-- Provided entries start --

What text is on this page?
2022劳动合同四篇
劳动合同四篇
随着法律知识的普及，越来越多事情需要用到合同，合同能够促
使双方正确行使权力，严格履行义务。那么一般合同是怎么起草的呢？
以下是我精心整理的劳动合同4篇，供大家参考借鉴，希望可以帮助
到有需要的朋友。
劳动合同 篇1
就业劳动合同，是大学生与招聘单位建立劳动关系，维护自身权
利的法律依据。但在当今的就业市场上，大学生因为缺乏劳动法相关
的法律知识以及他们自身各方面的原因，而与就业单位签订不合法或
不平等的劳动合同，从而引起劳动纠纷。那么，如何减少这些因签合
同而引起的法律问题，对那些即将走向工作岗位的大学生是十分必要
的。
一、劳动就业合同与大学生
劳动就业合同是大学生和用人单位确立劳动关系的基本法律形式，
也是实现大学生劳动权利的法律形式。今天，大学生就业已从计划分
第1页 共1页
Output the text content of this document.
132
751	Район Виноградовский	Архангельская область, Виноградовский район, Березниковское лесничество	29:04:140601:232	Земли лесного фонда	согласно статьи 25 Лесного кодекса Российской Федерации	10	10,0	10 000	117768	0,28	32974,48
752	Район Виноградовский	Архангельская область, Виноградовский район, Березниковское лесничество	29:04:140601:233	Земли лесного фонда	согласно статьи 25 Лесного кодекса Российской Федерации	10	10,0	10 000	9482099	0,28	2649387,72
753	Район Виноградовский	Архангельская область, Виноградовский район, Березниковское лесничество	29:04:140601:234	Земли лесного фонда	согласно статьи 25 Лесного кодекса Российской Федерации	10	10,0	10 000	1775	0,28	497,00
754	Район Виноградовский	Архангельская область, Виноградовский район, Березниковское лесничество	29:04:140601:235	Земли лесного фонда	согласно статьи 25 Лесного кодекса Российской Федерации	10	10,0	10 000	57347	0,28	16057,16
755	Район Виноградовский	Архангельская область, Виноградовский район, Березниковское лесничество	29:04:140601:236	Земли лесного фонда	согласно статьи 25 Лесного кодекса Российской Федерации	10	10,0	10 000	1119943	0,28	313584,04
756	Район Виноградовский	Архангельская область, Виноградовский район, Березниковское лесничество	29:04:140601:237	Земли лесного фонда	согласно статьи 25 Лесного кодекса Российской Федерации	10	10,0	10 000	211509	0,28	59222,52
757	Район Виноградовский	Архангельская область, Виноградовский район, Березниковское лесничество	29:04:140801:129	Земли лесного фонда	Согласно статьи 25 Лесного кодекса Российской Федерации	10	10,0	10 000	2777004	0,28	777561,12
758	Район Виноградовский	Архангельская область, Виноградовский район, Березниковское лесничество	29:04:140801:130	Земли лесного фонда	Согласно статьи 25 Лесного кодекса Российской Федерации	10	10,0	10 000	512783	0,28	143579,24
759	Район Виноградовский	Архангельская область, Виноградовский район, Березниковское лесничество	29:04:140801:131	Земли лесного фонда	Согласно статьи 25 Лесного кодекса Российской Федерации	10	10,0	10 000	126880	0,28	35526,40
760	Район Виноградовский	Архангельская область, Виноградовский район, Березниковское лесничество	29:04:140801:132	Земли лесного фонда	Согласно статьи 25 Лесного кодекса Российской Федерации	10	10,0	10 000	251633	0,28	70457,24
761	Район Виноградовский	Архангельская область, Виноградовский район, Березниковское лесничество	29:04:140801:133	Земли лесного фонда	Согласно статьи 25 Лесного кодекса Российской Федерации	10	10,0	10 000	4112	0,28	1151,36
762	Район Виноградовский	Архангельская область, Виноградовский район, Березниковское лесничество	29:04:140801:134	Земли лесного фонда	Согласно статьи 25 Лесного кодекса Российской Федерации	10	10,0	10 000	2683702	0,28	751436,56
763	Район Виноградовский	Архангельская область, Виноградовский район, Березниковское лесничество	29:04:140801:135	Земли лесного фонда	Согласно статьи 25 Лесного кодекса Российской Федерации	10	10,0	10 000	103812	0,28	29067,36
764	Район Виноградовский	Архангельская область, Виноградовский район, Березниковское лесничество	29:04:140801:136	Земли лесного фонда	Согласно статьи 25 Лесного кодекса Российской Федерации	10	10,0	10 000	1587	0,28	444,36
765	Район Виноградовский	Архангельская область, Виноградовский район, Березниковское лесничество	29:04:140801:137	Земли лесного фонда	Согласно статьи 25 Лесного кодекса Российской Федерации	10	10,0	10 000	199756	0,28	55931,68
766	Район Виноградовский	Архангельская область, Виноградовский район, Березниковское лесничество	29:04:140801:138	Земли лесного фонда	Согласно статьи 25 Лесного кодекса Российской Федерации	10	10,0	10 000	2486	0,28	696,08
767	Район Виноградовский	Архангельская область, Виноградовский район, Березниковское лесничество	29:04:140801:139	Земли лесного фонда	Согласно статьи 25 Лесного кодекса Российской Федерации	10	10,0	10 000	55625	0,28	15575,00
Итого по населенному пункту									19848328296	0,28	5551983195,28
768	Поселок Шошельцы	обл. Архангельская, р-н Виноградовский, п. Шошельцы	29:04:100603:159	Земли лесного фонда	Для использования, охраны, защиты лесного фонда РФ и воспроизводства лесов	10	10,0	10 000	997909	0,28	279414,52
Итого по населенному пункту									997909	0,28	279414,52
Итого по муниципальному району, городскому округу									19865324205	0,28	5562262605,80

-- Provided entries end --

→ Your objective
Copy each record from above without leaving any out.

→ Full solution
What text is on this page?
2022劳动合同四篇
劳动合同四篇
随着法律知识的普及，越来越多事情需要用到合同，合同能够促
使双方正确行使权力，严格履行义务。那么一般合同是怎么起草的呢？
以下是我精心整理的劳动合同4篇，供大家参考借鉴，希望可以帮助
到有需要的朋友。
劳动合同 篇1
就业劳动合同，是大学生与招聘单位建立劳动关系，维护自身权
利的法律依据。但在当今的就业市场上，大学生因为缺乏劳动法相关
的法律知识以及他们自身各方面的原因，而与就业单位签订不合法或
不平等的劳动合同，从而引起劳动纠纷。那么，如何减少这些因签合
同而引起的法律问题，对那些即将走向工作岗位的大学生是十分必要
的。
一、劳动就业合同与大学生
劳动就业合同是大学生和用人单位确立劳动关系的基本法律形式，
也是实现大学生劳动权利的法律形式。今天，大学生就业已从计划分
第1页 共1页
Output the text content of this document.
132
751	Район Виноградовский	Архангельская область, Виноградовский район, Березниковское лесничество	29:04:140601:232	Земли лесного фонда	согласно статьи 25 Лесного кодекса Российской Федерации	10	10,0	10 000	117768	0,28	32974,48
752	Район Виноградовский	Архангельская область, Виноградовский район, Березниковское лесничество	29:04:140601:233	Земли лесного фонда	согласно статьи 25 Лесного кодекса Российской Федерации	10	10,0	10 000	9482099	0,28	2649387,72
753	Район Виноградовский	Архангельская область, Виноградовский район, Березниковское лесничество	29:04:140601:234	Земли лесного фонда	согласно статьи 25 Лесного кодекса Российской Федерации	10	10,0	10 000	1775	0,28	497,00
754	Район Виноградовский	Архангельская область, Виноградовский район, Березниковское лесничество	29:04:140601:235	Земли лесного фонда	согласно статьи 25 Лесного кодекса Российской Федерации	10	10,0	10 000	57347	0,28	16057,16
755	Район Виноградовский	Архангельская область, Виноградовский район, Березниковское лесничество	29:04:140601:236	Земли лесного фонда	согласно статьи 25 Лесного кодекса Российской Федерации	10	10,0	10 000	1119943	0,28	313584,04
756	Район Виноградовский	Архангельская область, Виноградовский район, Березниковское лесничество	29:04:140601:237	Земли лесного фонда	согласно статьи 25 Лесного кодекса Российской Федерации	10	10,0	10 000	211509	0,28	59222,52
757	Район Виноградовский	Архангельская область, Виноградовский район, Березниковское лесничество	29:04:140801:129	Земли лесного фонда	Согласно статьи 25 Лесного кодекса Российской Федерации	10	10,0	10 000	2777004	0,28	777561,12
758	Район Виноградовский	Архангельская область, Виноградовский район, Березниковское лесничество	29:04:140801:130	Земли лесного фонда	Согласно статьи 25 Лесного кодекса Российской Федерации	10	10,0	10 000	512783	0,28	143579,24
759	Район Виноградовский	Архангельская область, Виноградовский район, Березниковское лесничество	29:04:140801:131	Земли лесного фонда	Согласно статьи 25 Лесного кодекса Российской Федерации	10	10,0	10 000	126880	0,28	35526,40
760	Район Виноградовский	Архангельская область, Виноградовский район, Березниковское лесничество	29:04:140801:132	Земли лесного фонда	Согласно статьи 25 Лесного кодекса Российской Федерации	10	10,0	10 000	251633	0,28	70457,24
761	Район Виноградовский	Архангельская область, Виноградовский район, Березниковское лесничество	29:04:140801:133	Земли лесного фонда	Согласно статьи 25 Лесного кодекса Российской Федерации	10	10,0	10 000	4112	0,28	1151,36
762	Район Виноградовский	Архангельская область, Виноградовский район, Березниковское лесничество	29:04:140801:134	Земли лесного фонда	Согласно статьи 25 Лесного кодекса Российской Федерации	10	10,0	10 000	2683702	0,28	751436,56
763	Район Виноградовский	Архангельская область, Виноградовский район, Березниковское лесничество	29:04:140801:135	Земли лесного фонда	Согласно статьи 25 Лесного кодекса Российской Федерации	10	10,0	10 000	103812	0,28	29067,36
764	Район Виноградовский	Архангельская область, Виноградовский район, Березниковское лесничество	29:04:140801:136	Земли лесного фонда	Согласно статьи 25 Лесного кодекса Российской Федерации	10	10,0	10 000	1587	0,28	444,36
765	Район Виноградовский	Архангельская область, Виноградовский район, Березниковское лесничество	29:04:140801:137	Земли лесного фонда	Согласно статьи 25 Лесного кодекса Российской Федерации	10	10,0	10 000	199756	0,28	55931,68
766	Район Виноградовский	Архангельская область, Виноградовский район, Березниковское лесничество	29:04:140801:138	Земли лесного фонда	Согласно статьи 25 Лесного кодекса Российской Федерации	10	10,0	10 000	2486	0,28	696,08
767	Район Виноградовский	Архангельская область, Виноградовский район, Березниковское лесничество	29:04:140801:139	Земли лесного фонда	Согласно статьи 25 Лесного кодекса Российской Федерации	10	10,0	10 000	55625	0,28	15575,00
Итого по населенному пункту									19848328296	0,28	5551983195,28
768	Поселок Шошельцы	обл. Архангельская, р-н Виноградовский, п. Шошельцы	29:04:100603:159	Земли лесного фонда	Для использования, охраны, защиты лесного фонда РФ и воспроизводства лесов	10	10,0	10 000	997909	0,28	279414,52
Итого по населенному пункту									997909	0,28	279414,52
Итого по муниципальному району, городскому округу									19865324205	0,28	5562262605,80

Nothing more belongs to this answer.